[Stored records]
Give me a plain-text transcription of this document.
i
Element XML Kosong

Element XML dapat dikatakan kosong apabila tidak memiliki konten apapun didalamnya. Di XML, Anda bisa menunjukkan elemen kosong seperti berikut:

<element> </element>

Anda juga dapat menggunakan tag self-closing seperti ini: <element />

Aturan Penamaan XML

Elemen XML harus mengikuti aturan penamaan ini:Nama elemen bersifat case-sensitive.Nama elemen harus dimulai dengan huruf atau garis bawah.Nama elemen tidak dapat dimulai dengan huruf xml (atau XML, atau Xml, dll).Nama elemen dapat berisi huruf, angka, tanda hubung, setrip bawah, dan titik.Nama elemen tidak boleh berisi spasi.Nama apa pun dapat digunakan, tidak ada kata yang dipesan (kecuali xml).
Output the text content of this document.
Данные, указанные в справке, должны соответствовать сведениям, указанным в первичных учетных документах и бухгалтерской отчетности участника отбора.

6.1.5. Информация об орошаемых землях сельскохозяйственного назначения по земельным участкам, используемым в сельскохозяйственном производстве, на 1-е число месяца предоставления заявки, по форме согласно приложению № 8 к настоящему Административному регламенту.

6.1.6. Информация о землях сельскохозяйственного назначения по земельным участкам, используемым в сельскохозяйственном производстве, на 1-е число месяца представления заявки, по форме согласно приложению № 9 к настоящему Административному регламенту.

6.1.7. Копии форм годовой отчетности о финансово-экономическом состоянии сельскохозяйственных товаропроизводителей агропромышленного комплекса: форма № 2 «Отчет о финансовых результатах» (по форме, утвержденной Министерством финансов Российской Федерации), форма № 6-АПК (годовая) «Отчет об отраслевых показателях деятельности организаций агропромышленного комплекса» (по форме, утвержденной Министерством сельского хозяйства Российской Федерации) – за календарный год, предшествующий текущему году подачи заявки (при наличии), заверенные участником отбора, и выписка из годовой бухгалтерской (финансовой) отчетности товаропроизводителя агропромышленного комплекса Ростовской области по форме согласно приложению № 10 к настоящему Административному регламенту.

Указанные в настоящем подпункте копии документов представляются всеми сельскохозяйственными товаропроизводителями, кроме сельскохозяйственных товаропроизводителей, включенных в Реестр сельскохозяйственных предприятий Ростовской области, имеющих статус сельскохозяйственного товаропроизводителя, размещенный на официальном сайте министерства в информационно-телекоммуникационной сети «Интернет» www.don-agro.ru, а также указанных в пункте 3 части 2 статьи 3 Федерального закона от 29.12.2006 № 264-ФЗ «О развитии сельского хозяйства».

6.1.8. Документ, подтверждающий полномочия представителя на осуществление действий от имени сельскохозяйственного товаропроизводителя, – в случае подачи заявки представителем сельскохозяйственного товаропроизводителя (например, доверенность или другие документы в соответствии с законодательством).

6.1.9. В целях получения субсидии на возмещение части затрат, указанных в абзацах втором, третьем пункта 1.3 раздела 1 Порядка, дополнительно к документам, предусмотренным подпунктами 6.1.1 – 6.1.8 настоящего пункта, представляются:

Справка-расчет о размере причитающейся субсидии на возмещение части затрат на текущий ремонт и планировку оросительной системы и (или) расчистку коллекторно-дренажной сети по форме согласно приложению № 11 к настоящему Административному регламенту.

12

▶ [Required work] Give only the number of lines in the data that hold the word "регламенту".

▶ [Answer to this task] 4